▶ [Work to complete]: Pick out and copy every line below that has the word "text".

Stored data
_ _ _

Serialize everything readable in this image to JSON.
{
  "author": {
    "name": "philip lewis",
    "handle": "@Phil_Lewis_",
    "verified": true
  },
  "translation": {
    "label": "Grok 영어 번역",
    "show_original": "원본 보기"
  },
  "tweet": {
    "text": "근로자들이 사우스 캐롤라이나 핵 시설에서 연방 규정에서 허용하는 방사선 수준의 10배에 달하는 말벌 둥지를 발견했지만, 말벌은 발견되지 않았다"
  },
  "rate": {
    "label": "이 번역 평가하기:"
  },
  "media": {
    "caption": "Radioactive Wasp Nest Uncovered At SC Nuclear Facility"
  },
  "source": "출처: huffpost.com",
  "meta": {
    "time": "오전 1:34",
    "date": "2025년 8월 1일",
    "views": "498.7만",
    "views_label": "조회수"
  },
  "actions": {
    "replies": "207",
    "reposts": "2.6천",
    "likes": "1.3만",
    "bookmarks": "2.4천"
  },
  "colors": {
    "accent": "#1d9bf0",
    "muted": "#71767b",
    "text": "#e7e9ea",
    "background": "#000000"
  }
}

_ _ _

▶ [Response to the exercise]:
    "text": "근로자들이 사우스 캐롤라이나 핵 시설에서 연방 규정에서 허용하는 방사선 수준의 10배에 달하는 말벌 둥지를 발견했지만, 말벌은 발견되지 않았다"
    "text": "#e7e9ea",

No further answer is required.